------ Supplied records ------

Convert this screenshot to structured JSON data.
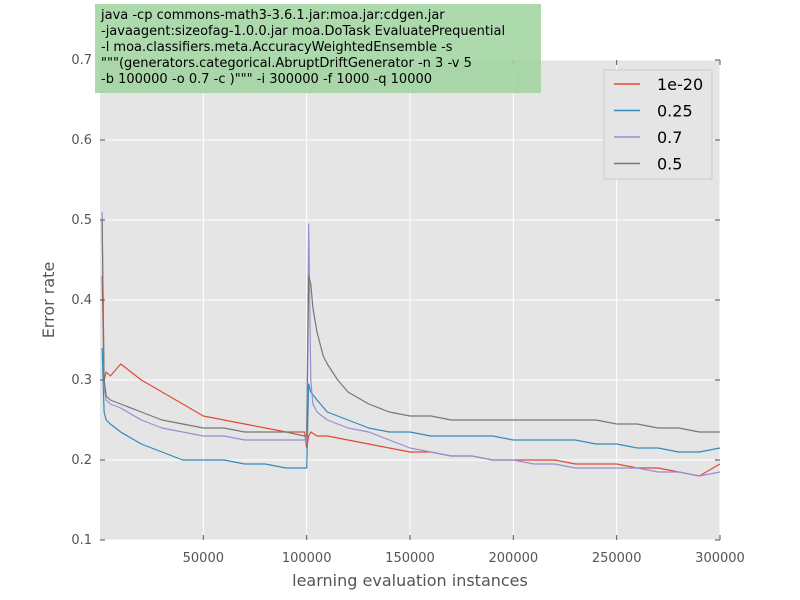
{
  "chart_data": {
    "type": "line",
    "xlabel": "learning evaluation instances",
    "ylabel": "Error rate",
    "xlim": [
      0,
      300000
    ],
    "ylim": [
      0.1,
      0.7
    ],
    "xticks": [
      50000,
      100000,
      150000,
      200000,
      250000,
      300000
    ],
    "yticks": [
      0.1,
      0.2,
      0.3,
      0.4,
      0.5,
      0.6,
      0.7
    ],
    "grid": true,
    "legend_position": "top-right",
    "annotation": [
      "java -cp commons-math3-3.6.1.jar:moa.jar:cdgen.jar",
      "-javaagent:sizeofag-1.0.0.jar moa.DoTask EvaluatePrequential",
      "-l moa.classifiers.meta.AccuracyWeightedEnsemble  -s",
      "\"\"\"(generators.categorical.AbruptDriftGenerator  -n 3 -v 5",
      "-b 100000  -o 0.7  -c  )\"\"\"   -i 300000  -f 1000 -q 10000"
    ],
    "colors": {
      "background": "#e5e5e5",
      "grid": "#ffffff",
      "annotation_box": "#9fd49f"
    },
    "series": [
      {
        "name": "1e-20",
        "color": "#e24a33",
        "x": [
          1000,
          2000,
          3000,
          5000,
          10000,
          15000,
          20000,
          30000,
          40000,
          50000,
          60000,
          70000,
          80000,
          90000,
          99000,
          100000,
          101000,
          102000,
          105000,
          110000,
          120000,
          130000,
          140000,
          150000,
          160000,
          170000,
          180000,
          190000,
          200000,
          210000,
          220000,
          230000,
          240000,
          250000,
          260000,
          270000,
          280000,
          290000,
          300000
        ],
        "y": [
          0.43,
          0.3,
          0.31,
          0.305,
          0.32,
          0.31,
          0.3,
          0.285,
          0.27,
          0.255,
          0.25,
          0.245,
          0.24,
          0.235,
          0.235,
          0.215,
          0.23,
          0.235,
          0.23,
          0.23,
          0.225,
          0.22,
          0.215,
          0.21,
          0.21,
          0.205,
          0.205,
          0.2,
          0.2,
          0.2,
          0.2,
          0.195,
          0.195,
          0.195,
          0.19,
          0.19,
          0.185,
          0.18,
          0.195
        ]
      },
      {
        "name": "0.25",
        "color": "#348abd",
        "x": [
          1000,
          2000,
          3000,
          5000,
          10000,
          20000,
          30000,
          40000,
          50000,
          60000,
          70000,
          80000,
          90000,
          99000,
          100000,
          101000,
          102000,
          105000,
          110000,
          120000,
          130000,
          140000,
          150000,
          160000,
          170000,
          180000,
          190000,
          200000,
          210000,
          220000,
          230000,
          240000,
          250000,
          260000,
          270000,
          280000,
          290000,
          300000
        ],
        "y": [
          0.34,
          0.26,
          0.25,
          0.245,
          0.235,
          0.22,
          0.21,
          0.2,
          0.2,
          0.2,
          0.195,
          0.195,
          0.19,
          0.19,
          0.19,
          0.295,
          0.285,
          0.275,
          0.26,
          0.25,
          0.24,
          0.235,
          0.235,
          0.23,
          0.23,
          0.23,
          0.23,
          0.225,
          0.225,
          0.225,
          0.225,
          0.22,
          0.22,
          0.215,
          0.215,
          0.21,
          0.21,
          0.215
        ]
      },
      {
        "name": "0.7",
        "color": "#988ed5",
        "x": [
          1000,
          2000,
          3000,
          5000,
          10000,
          20000,
          30000,
          40000,
          50000,
          60000,
          70000,
          80000,
          90000,
          99000,
          100000,
          101000,
          102000,
          103000,
          105000,
          110000,
          120000,
          130000,
          140000,
          150000,
          160000,
          170000,
          180000,
          190000,
          200000,
          210000,
          220000,
          230000,
          240000,
          250000,
          260000,
          270000,
          280000,
          290000,
          300000
        ],
        "y": [
          0.51,
          0.29,
          0.275,
          0.27,
          0.265,
          0.25,
          0.24,
          0.235,
          0.23,
          0.23,
          0.225,
          0.225,
          0.225,
          0.225,
          0.225,
          0.495,
          0.3,
          0.27,
          0.26,
          0.25,
          0.24,
          0.235,
          0.225,
          0.215,
          0.21,
          0.205,
          0.205,
          0.2,
          0.2,
          0.195,
          0.195,
          0.19,
          0.19,
          0.19,
          0.19,
          0.185,
          0.185,
          0.18,
          0.185
        ]
      },
      {
        "name": "0.5",
        "color": "#777777",
        "x": [
          1000,
          2000,
          3000,
          5000,
          10000,
          20000,
          30000,
          40000,
          50000,
          60000,
          70000,
          80000,
          90000,
          99000,
          100000,
          101000,
          102000,
          103000,
          105000,
          108000,
          110000,
          115000,
          120000,
          130000,
          140000,
          150000,
          160000,
          170000,
          180000,
          190000,
          200000,
          210000,
          220000,
          230000,
          240000,
          250000,
          260000,
          270000,
          280000,
          290000,
          300000
        ],
        "y": [
          0.5,
          0.3,
          0.28,
          0.275,
          0.27,
          0.26,
          0.25,
          0.245,
          0.24,
          0.24,
          0.235,
          0.235,
          0.235,
          0.23,
          0.23,
          0.43,
          0.42,
          0.39,
          0.36,
          0.33,
          0.32,
          0.3,
          0.285,
          0.27,
          0.26,
          0.255,
          0.255,
          0.25,
          0.25,
          0.25,
          0.25,
          0.25,
          0.25,
          0.25,
          0.25,
          0.245,
          0.245,
          0.24,
          0.24,
          0.235,
          0.235
        ]
      }
    ]
  }
}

------

:: Task to complete ::
Reproduce every record above exactly, but leave out the pictures.

:: Task solution ::
Convert this screenshot to structured JSON data.
{
  "chart_data": {
    "type": "line",
    "xlabel": "learning evaluation instances",
    "ylabel": "Error rate",
    "xlim": [
      0,
      300000
    ],
    "ylim": [
      0.1,
      0.7
    ],
    "xticks": [
      50000,
      100000,
      150000,
      200000,
      250000,
      300000
    ],
    "yticks": [
      0.1,
      0.2,
      0.3,
      0.4,
      0.5,
      0.6,
      0.7
    ],
    "grid": true,
    "legend_position": "top-right",
    "annotation": [
      "java -cp commons-math3-3.6.1.jar:moa.jar:cdgen.jar",
      "-javaagent:sizeofag-1.0.0.jar moa.DoTask EvaluatePrequential",
      "-l moa.classifiers.meta.AccuracyWeightedEnsemble  -s",
      "\"\"\"(generators.categorical.AbruptDriftGenerator  -n 3 -v 5",
      "-b 100000  -o 0.7  -c  )\"\"\"   -i 300000  -f 1000 -q 10000"
    ],
    "colors": {
      "background": "#e5e5e5",
      "grid": "#ffffff",
      "annotation_box": "#9fd49f"
    },
    "series": [
      {
        "name": "1e-20",
        "color": "#e24a33",
        "x": [
          1000,
          2000,
          3000,
          5000,
          10000,
          15000,
          20000,
          30000,
          40000,
          50000,
          60000,
          70000,
          80000,
          90000,
          99000,
          100000,
          101000,
          102000,
          105000,
          110000,
          120000,
          130000,
          140000,
          150000,
          160000,
          170000,
          180000,
          190000,
          200000,
          210000,
          220000,
          230000,
          240000,
          250000,
          260000,
          270000,
          280000,
          290000,
          300000
        ],
        "y": [
          0.43,
          0.3,
          0.31,
          0.305,
          0.32,
          0.31,
          0.3,
          0.285,
          0.27,
          0.255,
          0.25,
          0.245,
          0.24,
          0.235,
          0.235,
          0.215,
          0.23,
          0.235,
          0.23,
          0.23,
          0.225,
          0.22,
          0.215,
          0.21,
          0.21,
          0.205,
          0.205,
          0.2,
          0.2,
          0.2,
          0.2,
          0.195,
          0.195,
          0.195,
          0.19,
          0.19,
          0.185,
          0.18,
          0.195
        ]
      },
      {
        "name": "0.25",
        "color": "#348abd",
        "x": [
          1000,
          2000,
          3000,
          5000,
          10000,
          20000,
          30000,
          40000,
          50000,
          60000,
          70000,
          80000,
          90000,
          99000,
          100000,
          101000,
          102000,
          105000,
          110000,
          120000,
          130000,
          140000,
          150000,
          160000,
          170000,
          180000,
          190000,
          200000,
          210000,
          220000,
          230000,
          240000,
          250000,
          260000,
          270000,
          280000,
          290000,
          300000
        ],
        "y": [
          0.34,
          0.26,
          0.25,
          0.245,
          0.235,
          0.22,
          0.21,
          0.2,
          0.2,
          0.2,
          0.195,
          0.195,
          0.19,
          0.19,
          0.19,
          0.295,
          0.285,
          0.275,
          0.26,
          0.25,
          0.24,
          0.235,
          0.235,
          0.23,
          0.23,
          0.23,
          0.23,
          0.225,
          0.225,
          0.225,
          0.225,
          0.22,
          0.22,
          0.215,
          0.215,
          0.21,
          0.21,
          0.215
        ]
      },
      {
        "name": "0.7",
        "color": "#988ed5",
        "x": [
          1000,
          2000,
          3000,
          5000,
          10000,
          20000,
          30000,
          40000,
          50000,
          60000,
          70000,
          80000,
          90000,
          99000,
          100000,
          101000,
          102000,
          103000,
          105000,
          110000,
          120000,
          130000,
          140000,
          150000,
          160000,
          170000,
          180000,
          190000,
          200000,
          210000,
          220000,
          230000,
          240000,
          250000,
          260000,
          270000,
          280000,
          290000,
          300000
        ],
        "y": [
          0.51,
          0.29,
          0.275,
          0.27,
          0.265,
          0.25,
          0.24,
          0.235,
          0.23,
          0.23,
          0.225,
          0.225,
          0.225,
          0.225,
          0.225,
          0.495,
          0.3,
          0.27,
          0.26,
          0.25,
          0.24,
          0.235,
          0.225,
          0.215,
          0.21,
          0.205,
          0.205,
          0.2,
          0.2,
          0.195,
          0.195,
          0.19,
          0.19,
          0.19,
          0.19,
          0.185,
          0.185,
          0.18,
          0.185
        ]
      },
      {
        "name": "0.5",
        "color": "#777777",
        "x": [
          1000,
          2000,
          3000,
          5000,
          10000,
          20000,
          30000,
          40000,
          50000,
          60000,
          70000,
          80000,
          90000,
          99000,
          100000,
          101000,
          102000,
          103000,
          105000,
          108000,
          110000,
          115000,
          120000,
          130000,
          140000,
          150000,
          160000,
          170000,
          180000,
          190000,
          200000,
          210000,
          220000,
          230000,
          240000,
          250000,
          260000,
          270000,
          280000,
          290000,
          300000
        ],
        "y": [
          0.5,
          0.3,
          0.28,
          0.275,
          0.27,
          0.26,
          0.25,
          0.245,
          0.24,
          0.24,
          0.235,
          0.235,
          0.235,
          0.23,
          0.23,
          0.43,
          0.42,
          0.39,
          0.36,
          0.33,
          0.32,
          0.3,
          0.285,
          0.27,
          0.26,
          0.255,
          0.255,
          0.25,
          0.25,
          0.25,
          0.25,
          0.25,
          0.25,
          0.25,
          0.25,
          0.245,
          0.245,
          0.24,
          0.24,
          0.235,
          0.235
        ]
      }
    ]
  }
}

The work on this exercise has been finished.